Data excerpts
____
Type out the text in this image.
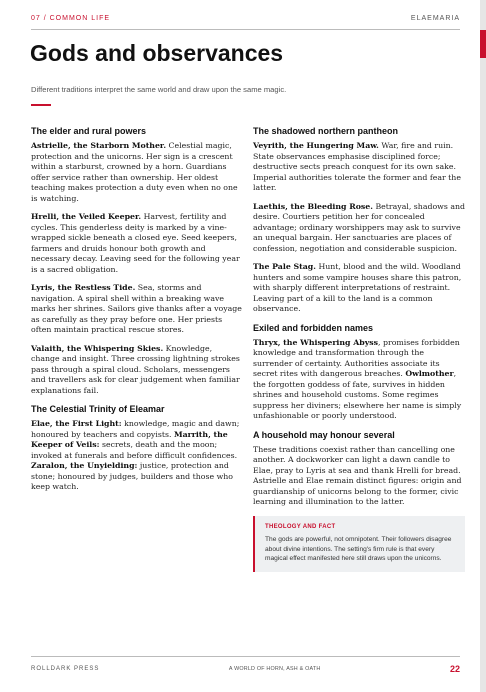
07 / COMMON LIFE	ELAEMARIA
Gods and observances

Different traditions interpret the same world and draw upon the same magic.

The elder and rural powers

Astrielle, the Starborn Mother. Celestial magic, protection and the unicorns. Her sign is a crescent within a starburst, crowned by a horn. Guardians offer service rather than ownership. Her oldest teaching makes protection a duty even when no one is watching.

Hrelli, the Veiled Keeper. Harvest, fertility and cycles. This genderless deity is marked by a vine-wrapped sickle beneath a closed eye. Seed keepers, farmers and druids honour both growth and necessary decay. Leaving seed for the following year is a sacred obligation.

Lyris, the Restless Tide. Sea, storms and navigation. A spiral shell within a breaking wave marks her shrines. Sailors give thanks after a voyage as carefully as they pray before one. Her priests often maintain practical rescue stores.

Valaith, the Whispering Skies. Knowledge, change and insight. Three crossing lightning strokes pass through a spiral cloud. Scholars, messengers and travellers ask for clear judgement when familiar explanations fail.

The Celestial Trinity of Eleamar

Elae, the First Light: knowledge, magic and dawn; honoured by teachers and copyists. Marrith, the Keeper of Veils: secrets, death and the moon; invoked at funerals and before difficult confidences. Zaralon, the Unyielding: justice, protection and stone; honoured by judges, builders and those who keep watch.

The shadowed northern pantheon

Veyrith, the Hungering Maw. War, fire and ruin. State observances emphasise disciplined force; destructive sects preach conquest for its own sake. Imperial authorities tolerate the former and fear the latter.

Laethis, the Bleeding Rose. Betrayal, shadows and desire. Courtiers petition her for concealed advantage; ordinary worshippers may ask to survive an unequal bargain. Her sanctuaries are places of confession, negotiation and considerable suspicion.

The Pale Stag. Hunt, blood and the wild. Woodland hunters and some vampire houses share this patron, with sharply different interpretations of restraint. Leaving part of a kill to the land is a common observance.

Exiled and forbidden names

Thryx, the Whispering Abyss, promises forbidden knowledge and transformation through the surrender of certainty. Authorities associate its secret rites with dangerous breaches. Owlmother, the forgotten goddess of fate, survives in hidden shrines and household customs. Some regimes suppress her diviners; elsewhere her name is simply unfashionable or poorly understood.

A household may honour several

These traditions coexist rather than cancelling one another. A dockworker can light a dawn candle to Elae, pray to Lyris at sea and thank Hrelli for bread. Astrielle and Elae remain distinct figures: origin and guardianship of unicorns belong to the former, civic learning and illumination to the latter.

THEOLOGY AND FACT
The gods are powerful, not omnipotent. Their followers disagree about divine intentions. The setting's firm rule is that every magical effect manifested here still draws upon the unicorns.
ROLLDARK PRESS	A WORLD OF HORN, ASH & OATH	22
____
- TASK DESCRIPTION -
Your task is to pick out every line with the string "former" and copy it.

- RESPONSE TO THE EXERCISE -
Veyrith, the Hungering Maw. War, fire and ruin. State observances emphasise disciplined force; destructive sects preach conquest for its own sake. Imperial authorities tolerate the former and fear the latter.
These traditions coexist rather than cancelling one another. A dockworker can light a dawn candle to Elae, pray to Lyris at sea and thank Hrelli for bread. Astrielle and Elae remain distinct figures: origin and guardianship of unicorns belong to the former, civic learning and illumination to the latter.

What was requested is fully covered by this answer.